■ GIVEN TASK
Rewrite the items below, replacing every "legend-label" with "key-label" and leaving everything else the same.

"""

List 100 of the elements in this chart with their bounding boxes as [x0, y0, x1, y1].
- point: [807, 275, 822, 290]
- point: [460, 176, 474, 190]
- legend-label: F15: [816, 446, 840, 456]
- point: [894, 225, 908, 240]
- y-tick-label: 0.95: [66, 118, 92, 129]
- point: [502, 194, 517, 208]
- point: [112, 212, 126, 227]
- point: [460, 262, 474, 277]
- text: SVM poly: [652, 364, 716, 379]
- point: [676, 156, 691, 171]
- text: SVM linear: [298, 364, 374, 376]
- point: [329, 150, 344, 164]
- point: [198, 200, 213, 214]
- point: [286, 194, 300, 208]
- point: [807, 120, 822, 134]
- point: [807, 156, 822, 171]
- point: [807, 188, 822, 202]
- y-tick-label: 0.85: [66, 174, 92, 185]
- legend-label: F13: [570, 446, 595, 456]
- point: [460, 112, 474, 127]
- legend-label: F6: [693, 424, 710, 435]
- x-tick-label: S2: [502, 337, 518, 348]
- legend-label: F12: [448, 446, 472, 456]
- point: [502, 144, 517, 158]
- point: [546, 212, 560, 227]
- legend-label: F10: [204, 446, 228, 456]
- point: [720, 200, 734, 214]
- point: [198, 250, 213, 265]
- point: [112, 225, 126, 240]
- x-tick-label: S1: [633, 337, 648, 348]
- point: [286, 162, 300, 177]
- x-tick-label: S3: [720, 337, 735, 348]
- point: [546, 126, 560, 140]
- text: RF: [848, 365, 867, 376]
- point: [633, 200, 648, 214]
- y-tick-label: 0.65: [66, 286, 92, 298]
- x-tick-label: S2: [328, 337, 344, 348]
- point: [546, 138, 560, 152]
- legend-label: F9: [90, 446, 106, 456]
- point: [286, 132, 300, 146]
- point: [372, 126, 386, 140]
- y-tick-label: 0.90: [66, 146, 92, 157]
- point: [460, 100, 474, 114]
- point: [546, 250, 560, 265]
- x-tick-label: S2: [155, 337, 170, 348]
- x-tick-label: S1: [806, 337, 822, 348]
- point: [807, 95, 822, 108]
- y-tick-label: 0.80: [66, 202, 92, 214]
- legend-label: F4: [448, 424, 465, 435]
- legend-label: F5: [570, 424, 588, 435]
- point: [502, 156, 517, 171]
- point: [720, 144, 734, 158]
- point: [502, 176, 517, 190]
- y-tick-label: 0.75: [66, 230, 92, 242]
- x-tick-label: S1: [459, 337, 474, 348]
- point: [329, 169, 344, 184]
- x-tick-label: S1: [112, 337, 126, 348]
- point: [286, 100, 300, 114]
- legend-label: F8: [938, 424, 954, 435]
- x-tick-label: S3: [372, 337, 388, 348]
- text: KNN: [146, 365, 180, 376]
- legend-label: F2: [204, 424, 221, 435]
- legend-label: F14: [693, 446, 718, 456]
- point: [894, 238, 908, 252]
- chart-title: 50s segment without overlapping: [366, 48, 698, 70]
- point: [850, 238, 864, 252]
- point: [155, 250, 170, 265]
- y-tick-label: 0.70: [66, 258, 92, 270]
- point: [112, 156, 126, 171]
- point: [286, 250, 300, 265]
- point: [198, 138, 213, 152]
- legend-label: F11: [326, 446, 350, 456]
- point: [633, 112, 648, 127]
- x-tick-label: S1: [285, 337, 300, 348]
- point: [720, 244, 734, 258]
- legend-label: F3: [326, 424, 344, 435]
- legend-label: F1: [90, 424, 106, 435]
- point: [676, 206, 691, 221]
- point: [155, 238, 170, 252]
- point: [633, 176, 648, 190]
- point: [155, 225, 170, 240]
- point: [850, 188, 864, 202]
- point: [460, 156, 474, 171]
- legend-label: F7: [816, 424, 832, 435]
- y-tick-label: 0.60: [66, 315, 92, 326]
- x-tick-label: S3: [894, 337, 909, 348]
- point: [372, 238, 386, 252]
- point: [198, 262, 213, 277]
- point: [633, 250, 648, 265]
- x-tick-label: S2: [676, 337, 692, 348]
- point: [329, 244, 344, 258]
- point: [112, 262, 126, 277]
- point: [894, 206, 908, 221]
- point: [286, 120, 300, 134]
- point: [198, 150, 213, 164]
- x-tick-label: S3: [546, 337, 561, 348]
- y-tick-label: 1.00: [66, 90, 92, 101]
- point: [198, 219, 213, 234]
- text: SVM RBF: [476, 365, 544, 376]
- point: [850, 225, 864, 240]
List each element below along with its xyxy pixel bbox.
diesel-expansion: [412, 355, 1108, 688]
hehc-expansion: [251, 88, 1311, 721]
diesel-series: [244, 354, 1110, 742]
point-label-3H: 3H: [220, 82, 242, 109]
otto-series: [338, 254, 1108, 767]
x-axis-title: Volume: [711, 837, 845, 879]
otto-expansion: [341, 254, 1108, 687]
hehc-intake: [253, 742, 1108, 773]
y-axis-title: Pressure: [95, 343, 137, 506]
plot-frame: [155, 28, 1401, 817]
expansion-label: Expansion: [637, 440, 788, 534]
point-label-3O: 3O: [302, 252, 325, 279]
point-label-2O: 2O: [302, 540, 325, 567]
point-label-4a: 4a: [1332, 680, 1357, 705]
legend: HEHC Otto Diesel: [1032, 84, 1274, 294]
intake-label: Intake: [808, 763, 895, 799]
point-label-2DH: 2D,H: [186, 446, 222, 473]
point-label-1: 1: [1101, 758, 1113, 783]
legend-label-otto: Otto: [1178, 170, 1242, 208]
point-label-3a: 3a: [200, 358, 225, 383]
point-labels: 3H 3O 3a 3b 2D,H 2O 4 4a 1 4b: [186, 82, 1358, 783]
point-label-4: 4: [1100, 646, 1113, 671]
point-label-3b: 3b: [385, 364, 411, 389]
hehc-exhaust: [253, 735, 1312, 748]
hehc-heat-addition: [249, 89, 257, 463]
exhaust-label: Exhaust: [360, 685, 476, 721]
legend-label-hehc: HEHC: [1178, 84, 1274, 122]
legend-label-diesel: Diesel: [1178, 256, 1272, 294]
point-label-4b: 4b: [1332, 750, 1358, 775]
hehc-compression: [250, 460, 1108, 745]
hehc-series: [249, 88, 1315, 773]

"""

■ RESPONSE FOR THIS EXERCISE
List 100 of the elements in this chart with their bounding boxes as [x0, y0, x1, y1].
- point: [807, 275, 822, 290]
- point: [460, 176, 474, 190]
- key-label: F15: [816, 446, 840, 456]
- point: [894, 225, 908, 240]
- y-tick-label: 0.95: [66, 118, 92, 129]
- point: [502, 194, 517, 208]
- point: [112, 212, 126, 227]
- point: [460, 262, 474, 277]
- text: SVM poly: [652, 364, 716, 379]
- point: [676, 156, 691, 171]
- text: SVM linear: [298, 364, 374, 376]
- point: [329, 150, 344, 164]
- point: [198, 200, 213, 214]
- point: [286, 194, 300, 208]
- point: [807, 120, 822, 134]
- point: [807, 156, 822, 171]
- point: [807, 188, 822, 202]
- y-tick-label: 0.85: [66, 174, 92, 185]
- key-label: F13: [570, 446, 595, 456]
- point: [460, 112, 474, 127]
- key-label: F6: [693, 424, 710, 435]
- x-tick-label: S2: [502, 337, 518, 348]
- key-label: F12: [448, 446, 472, 456]
- point: [502, 144, 517, 158]
- point: [546, 212, 560, 227]
- key-label: F10: [204, 446, 228, 456]
- point: [720, 200, 734, 214]
- point: [198, 250, 213, 265]
- point: [112, 225, 126, 240]
- x-tick-label: S1: [633, 337, 648, 348]
- point: [286, 162, 300, 177]
- x-tick-label: S3: [720, 337, 735, 348]
- point: [546, 126, 560, 140]
- text: RF: [848, 365, 867, 376]
- point: [633, 200, 648, 214]
- y-tick-label: 0.65: [66, 286, 92, 298]
- x-tick-label: S2: [328, 337, 344, 348]
- point: [546, 138, 560, 152]
- key-label: F9: [90, 446, 106, 456]
- point: [286, 132, 300, 146]
- point: [372, 126, 386, 140]
- y-tick-label: 0.90: [66, 146, 92, 157]
- point: [460, 100, 474, 114]
- point: [546, 250, 560, 265]
- x-tick-label: S2: [155, 337, 170, 348]
- x-tick-label: S1: [806, 337, 822, 348]
- point: [807, 95, 822, 108]
- y-tick-label: 0.80: [66, 202, 92, 214]
- key-label: F4: [448, 424, 465, 435]
- key-label: F5: [570, 424, 588, 435]
- point: [502, 156, 517, 171]
- point: [720, 144, 734, 158]
- point: [502, 176, 517, 190]
- y-tick-label: 0.75: [66, 230, 92, 242]
- x-tick-label: S1: [459, 337, 474, 348]
- point: [329, 169, 344, 184]
- x-tick-label: S1: [112, 337, 126, 348]
- point: [286, 100, 300, 114]
- key-label: F8: [938, 424, 954, 435]
- x-tick-label: S3: [372, 337, 388, 348]
- text: KNN: [146, 365, 180, 376]
- key-label: F2: [204, 424, 221, 435]
- key-label: F14: [693, 446, 718, 456]
- point: [894, 238, 908, 252]
- chart-title: 50s segment without overlapping: [366, 48, 698, 70]
- point: [850, 238, 864, 252]
- point: [155, 250, 170, 265]
- y-tick-label: 0.70: [66, 258, 92, 270]
- point: [112, 156, 126, 171]
- point: [286, 250, 300, 265]
- point: [198, 138, 213, 152]
- key-label: F11: [326, 446, 350, 456]
- point: [633, 112, 648, 127]
- x-tick-label: S1: [285, 337, 300, 348]
- point: [720, 244, 734, 258]
- key-label: F3: [326, 424, 344, 435]
- key-label: F1: [90, 424, 106, 435]
- point: [676, 206, 691, 221]
- point: [155, 238, 170, 252]
- point: [633, 176, 648, 190]
- point: [155, 225, 170, 240]
- point: [850, 188, 864, 202]
- point: [460, 156, 474, 171]
- key-label: F7: [816, 424, 832, 435]
- y-tick-label: 0.60: [66, 315, 92, 326]
- x-tick-label: S3: [894, 337, 909, 348]
- point: [372, 238, 386, 252]
- point: [198, 262, 213, 277]
- point: [633, 250, 648, 265]
- x-tick-label: S2: [676, 337, 692, 348]
- point: [329, 244, 344, 258]
- point: [112, 262, 126, 277]
- point: [894, 206, 908, 221]
- point: [286, 120, 300, 134]
- point: [198, 150, 213, 164]
- x-tick-label: S3: [546, 337, 561, 348]
- y-tick-label: 1.00: [66, 90, 92, 101]
- point: [198, 219, 213, 234]
- text: SVM RBF: [476, 365, 544, 376]
- point: [850, 225, 864, 240]
List each element below along with its xyxy pixel bbox.
diesel-expansion: [412, 355, 1108, 688]
hehc-expansion: [251, 88, 1311, 721]
diesel-series: [244, 354, 1110, 742]
point-label-3H: 3H: [220, 82, 242, 109]
otto-series: [338, 254, 1108, 767]
x-axis-title: Volume: [711, 837, 845, 879]
otto-expansion: [341, 254, 1108, 687]
hehc-intake: [253, 742, 1108, 773]
y-axis-title: Pressure: [95, 343, 137, 506]
plot-frame: [155, 28, 1401, 817]
expansion-label: Expansion: [637, 440, 788, 534]
point-label-3O: 3O: [302, 252, 325, 279]
point-label-2O: 2O: [302, 540, 325, 567]
point-label-4a: 4a: [1332, 680, 1357, 705]
legend: HEHC Otto Diesel: [1032, 84, 1274, 294]
intake-label: Intake: [808, 763, 895, 799]
point-label-2DH: 2D,H: [186, 446, 222, 473]
point-label-1: 1: [1101, 758, 1113, 783]
key-label-otto: Otto: [1178, 170, 1242, 208]
point-label-3a: 3a: [200, 358, 225, 383]
point-labels: 3H 3O 3a 3b 2D,H 2O 4 4a 1 4b: [186, 82, 1358, 783]
point-label-4: 4: [1100, 646, 1113, 671]
point-label-3b: 3b: [385, 364, 411, 389]
hehc-exhaust: [253, 735, 1312, 748]
hehc-heat-addition: [249, 89, 257, 463]
exhaust-label: Exhaust: [360, 685, 476, 721]
key-label-hehc: HEHC: [1178, 84, 1274, 122]
key-label-diesel: Diesel: [1178, 256, 1272, 294]
point-label-4b: 4b: [1332, 750, 1358, 775]
hehc-compression: [250, 460, 1108, 745]
hehc-series: [249, 88, 1315, 773]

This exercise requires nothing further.